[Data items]
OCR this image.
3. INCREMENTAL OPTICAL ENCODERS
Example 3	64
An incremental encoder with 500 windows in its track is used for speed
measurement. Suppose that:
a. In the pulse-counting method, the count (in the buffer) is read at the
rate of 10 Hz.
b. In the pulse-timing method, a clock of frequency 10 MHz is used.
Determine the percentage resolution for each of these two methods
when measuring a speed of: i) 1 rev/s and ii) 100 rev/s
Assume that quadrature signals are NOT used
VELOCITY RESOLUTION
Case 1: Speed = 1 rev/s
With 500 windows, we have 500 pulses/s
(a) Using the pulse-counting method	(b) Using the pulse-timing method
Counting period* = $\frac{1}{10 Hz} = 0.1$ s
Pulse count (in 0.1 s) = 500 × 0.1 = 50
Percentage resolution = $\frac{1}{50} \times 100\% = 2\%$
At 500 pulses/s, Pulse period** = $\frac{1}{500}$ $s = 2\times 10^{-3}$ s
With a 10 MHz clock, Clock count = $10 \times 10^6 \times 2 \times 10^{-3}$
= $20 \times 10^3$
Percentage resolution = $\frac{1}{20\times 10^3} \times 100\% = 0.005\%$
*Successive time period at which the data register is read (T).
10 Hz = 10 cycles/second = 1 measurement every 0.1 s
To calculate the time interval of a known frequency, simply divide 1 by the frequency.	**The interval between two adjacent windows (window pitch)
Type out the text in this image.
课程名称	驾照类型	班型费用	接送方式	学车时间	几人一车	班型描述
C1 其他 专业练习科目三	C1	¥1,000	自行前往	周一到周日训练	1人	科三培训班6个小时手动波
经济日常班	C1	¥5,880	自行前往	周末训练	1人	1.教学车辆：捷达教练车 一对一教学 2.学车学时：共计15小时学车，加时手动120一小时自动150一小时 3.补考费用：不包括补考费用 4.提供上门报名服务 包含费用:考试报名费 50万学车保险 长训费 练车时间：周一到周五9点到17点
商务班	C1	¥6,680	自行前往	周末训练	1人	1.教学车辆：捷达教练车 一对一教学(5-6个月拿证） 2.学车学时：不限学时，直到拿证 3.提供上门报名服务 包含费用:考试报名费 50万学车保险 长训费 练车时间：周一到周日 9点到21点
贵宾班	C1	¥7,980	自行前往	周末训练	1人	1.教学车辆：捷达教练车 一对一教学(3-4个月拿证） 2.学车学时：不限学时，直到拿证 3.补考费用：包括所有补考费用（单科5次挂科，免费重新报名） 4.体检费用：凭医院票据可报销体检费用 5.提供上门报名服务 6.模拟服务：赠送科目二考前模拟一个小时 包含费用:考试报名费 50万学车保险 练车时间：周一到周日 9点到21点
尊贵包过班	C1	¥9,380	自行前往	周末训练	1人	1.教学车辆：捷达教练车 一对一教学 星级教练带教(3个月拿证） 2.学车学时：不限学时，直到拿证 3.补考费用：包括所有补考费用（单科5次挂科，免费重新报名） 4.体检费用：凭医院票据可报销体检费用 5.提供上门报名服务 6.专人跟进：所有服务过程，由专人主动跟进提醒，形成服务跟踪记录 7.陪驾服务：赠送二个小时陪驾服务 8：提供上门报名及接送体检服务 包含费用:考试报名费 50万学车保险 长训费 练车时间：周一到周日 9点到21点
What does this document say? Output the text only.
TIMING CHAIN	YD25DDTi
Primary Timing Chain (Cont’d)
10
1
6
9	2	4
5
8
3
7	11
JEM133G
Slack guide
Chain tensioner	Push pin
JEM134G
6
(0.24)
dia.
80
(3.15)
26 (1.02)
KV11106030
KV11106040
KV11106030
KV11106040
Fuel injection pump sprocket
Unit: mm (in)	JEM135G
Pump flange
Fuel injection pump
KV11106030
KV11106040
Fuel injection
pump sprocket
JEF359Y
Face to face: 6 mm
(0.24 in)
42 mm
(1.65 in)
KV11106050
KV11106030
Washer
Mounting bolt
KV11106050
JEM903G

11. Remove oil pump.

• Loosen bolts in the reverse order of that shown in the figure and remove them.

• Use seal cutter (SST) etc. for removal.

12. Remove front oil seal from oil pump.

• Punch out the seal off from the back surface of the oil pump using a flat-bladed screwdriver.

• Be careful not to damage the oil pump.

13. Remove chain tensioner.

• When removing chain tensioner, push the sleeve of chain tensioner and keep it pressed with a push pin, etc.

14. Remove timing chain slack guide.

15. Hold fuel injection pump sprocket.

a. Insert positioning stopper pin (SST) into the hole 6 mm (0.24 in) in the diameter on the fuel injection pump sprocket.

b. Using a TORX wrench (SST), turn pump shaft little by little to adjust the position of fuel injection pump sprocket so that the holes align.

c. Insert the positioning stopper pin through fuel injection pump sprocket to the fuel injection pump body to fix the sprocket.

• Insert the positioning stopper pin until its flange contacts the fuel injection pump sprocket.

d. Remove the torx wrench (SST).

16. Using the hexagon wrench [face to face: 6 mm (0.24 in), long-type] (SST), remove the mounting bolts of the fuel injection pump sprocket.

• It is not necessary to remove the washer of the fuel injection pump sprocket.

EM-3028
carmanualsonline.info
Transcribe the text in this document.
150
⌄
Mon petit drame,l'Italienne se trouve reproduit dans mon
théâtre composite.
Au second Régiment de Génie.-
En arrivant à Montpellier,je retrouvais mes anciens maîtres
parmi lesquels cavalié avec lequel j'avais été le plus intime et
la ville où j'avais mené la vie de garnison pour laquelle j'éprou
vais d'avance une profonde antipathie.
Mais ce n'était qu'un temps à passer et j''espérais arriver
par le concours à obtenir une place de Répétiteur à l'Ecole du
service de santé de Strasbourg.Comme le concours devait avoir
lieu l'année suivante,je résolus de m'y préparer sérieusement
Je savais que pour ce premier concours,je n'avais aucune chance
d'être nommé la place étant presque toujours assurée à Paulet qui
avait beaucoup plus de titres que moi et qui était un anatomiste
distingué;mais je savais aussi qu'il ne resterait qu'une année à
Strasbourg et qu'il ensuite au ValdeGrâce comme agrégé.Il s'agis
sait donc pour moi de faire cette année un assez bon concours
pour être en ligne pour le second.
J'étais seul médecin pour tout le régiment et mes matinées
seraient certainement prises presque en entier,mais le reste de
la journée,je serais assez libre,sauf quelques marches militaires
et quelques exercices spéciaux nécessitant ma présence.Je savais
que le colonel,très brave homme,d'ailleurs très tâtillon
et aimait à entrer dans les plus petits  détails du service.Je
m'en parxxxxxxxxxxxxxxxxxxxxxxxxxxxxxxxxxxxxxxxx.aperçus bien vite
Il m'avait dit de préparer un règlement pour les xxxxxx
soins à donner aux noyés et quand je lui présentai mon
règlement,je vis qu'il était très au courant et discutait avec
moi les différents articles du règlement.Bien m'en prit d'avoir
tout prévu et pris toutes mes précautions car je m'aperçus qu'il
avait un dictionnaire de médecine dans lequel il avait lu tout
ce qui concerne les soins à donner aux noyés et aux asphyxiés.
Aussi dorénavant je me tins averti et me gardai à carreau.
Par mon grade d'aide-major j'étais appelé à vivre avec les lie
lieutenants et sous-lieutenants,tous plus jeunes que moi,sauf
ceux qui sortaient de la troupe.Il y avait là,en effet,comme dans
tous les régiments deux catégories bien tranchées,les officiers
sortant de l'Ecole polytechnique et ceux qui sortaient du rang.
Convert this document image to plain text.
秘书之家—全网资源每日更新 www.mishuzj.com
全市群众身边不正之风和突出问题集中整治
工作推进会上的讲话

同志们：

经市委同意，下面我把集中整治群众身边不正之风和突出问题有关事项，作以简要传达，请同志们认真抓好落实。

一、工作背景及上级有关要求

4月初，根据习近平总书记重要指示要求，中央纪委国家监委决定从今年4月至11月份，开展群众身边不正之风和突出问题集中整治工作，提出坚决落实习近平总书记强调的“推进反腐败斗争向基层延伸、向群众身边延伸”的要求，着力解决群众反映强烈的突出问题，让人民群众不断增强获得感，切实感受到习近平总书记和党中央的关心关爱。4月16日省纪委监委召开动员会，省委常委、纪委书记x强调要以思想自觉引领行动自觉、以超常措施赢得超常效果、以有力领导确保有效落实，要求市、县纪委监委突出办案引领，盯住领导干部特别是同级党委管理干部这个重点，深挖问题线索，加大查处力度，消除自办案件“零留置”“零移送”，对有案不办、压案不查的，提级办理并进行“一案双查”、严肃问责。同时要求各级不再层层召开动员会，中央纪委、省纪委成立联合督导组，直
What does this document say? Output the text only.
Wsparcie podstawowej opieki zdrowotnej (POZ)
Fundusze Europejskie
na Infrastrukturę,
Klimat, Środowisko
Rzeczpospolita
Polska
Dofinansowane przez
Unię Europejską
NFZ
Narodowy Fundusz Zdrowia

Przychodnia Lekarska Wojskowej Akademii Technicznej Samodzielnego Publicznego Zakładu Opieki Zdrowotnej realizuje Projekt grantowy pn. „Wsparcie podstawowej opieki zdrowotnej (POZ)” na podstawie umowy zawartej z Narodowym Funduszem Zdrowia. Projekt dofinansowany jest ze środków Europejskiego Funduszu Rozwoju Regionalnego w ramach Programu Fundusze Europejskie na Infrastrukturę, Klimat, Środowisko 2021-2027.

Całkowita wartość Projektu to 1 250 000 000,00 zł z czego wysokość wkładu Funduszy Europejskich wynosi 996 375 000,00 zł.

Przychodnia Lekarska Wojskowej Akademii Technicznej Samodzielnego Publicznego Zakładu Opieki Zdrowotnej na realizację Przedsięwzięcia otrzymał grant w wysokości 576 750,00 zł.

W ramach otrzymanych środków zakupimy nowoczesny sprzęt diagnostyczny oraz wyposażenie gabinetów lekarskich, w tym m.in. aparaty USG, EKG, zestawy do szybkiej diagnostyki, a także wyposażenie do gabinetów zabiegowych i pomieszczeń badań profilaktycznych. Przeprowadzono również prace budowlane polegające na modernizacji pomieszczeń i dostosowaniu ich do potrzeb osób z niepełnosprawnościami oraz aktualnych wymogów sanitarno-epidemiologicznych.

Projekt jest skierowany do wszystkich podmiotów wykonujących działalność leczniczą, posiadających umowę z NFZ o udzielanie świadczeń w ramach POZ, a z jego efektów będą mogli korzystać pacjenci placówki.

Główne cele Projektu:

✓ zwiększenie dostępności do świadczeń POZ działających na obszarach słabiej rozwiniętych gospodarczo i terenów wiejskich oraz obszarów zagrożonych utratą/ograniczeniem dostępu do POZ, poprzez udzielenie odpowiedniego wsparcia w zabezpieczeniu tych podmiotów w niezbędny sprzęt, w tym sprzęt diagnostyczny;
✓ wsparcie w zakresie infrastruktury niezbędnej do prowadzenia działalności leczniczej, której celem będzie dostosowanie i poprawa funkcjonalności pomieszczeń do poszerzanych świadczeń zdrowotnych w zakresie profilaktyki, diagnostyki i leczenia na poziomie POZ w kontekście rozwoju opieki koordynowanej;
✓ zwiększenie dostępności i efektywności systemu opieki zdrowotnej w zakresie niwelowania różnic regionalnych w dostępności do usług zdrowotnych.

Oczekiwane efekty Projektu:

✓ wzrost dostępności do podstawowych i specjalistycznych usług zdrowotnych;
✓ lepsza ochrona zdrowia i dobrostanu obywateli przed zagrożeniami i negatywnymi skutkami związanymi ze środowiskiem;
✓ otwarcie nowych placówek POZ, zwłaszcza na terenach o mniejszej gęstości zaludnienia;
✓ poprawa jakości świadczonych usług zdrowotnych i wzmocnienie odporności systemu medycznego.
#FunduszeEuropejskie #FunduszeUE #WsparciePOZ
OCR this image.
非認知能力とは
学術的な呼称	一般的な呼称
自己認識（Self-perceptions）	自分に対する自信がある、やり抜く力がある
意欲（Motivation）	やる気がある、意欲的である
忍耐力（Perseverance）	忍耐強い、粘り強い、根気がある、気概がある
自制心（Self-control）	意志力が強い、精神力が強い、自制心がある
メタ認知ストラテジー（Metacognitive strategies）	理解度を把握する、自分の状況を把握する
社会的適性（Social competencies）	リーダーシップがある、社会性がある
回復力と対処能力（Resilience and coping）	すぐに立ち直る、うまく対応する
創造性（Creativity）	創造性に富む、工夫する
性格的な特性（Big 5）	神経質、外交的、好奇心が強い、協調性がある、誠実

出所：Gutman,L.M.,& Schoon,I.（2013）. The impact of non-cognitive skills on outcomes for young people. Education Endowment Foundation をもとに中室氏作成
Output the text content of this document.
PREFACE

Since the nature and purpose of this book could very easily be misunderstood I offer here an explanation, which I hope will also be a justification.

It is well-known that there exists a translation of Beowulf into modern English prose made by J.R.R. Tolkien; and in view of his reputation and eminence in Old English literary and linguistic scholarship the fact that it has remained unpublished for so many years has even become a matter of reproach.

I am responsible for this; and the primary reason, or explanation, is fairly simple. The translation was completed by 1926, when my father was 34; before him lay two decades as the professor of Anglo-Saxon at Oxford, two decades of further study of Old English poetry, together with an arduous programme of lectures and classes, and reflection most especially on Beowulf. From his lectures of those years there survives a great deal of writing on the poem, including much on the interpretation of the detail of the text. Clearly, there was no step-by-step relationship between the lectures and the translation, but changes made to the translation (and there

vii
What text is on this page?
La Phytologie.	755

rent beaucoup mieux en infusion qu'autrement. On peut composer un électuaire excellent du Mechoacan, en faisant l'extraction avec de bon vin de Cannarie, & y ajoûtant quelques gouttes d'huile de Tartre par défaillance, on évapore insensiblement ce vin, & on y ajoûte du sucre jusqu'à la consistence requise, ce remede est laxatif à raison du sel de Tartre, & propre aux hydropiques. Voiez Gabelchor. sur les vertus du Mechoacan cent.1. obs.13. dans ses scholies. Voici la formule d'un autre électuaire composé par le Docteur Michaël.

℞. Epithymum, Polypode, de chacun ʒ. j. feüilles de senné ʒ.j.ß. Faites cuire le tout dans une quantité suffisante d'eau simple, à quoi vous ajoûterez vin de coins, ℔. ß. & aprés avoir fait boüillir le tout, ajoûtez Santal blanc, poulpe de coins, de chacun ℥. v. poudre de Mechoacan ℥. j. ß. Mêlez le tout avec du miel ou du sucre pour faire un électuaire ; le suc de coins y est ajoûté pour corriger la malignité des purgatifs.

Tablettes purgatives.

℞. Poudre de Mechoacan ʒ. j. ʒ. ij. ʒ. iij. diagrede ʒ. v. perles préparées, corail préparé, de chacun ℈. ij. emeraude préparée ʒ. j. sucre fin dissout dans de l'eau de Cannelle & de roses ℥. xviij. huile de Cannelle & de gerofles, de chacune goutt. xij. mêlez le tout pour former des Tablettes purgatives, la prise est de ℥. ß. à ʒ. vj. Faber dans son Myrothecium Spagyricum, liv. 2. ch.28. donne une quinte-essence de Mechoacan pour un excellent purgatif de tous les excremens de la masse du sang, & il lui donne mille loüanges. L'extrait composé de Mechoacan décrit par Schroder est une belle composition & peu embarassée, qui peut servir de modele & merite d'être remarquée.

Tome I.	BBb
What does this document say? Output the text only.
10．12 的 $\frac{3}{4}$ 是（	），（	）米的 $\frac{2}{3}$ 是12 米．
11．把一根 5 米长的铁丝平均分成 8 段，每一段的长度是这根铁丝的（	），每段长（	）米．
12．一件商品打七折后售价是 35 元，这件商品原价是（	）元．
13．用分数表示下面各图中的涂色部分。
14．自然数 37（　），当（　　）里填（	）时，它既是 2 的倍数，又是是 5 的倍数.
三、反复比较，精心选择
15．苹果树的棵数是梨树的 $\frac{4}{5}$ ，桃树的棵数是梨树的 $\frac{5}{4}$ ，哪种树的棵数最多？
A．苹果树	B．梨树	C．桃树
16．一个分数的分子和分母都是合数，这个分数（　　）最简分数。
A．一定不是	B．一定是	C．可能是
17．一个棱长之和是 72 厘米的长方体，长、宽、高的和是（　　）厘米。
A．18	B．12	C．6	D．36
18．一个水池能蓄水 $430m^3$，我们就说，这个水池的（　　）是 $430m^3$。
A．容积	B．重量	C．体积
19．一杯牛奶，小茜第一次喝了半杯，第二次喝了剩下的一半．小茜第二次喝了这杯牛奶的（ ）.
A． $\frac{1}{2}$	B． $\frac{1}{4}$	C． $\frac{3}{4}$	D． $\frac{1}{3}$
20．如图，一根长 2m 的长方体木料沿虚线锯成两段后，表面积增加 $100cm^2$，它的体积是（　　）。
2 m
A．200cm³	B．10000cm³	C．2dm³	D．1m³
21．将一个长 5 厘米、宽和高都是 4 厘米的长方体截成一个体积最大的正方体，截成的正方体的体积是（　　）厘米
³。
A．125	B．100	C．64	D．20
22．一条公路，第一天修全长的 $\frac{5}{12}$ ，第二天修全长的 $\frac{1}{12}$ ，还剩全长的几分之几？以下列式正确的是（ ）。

(What this task involves) Among the records above, find each line holding the string "guide" and pull it out.

(Result below)
Slack guide
14. Remove timing chain slack guide.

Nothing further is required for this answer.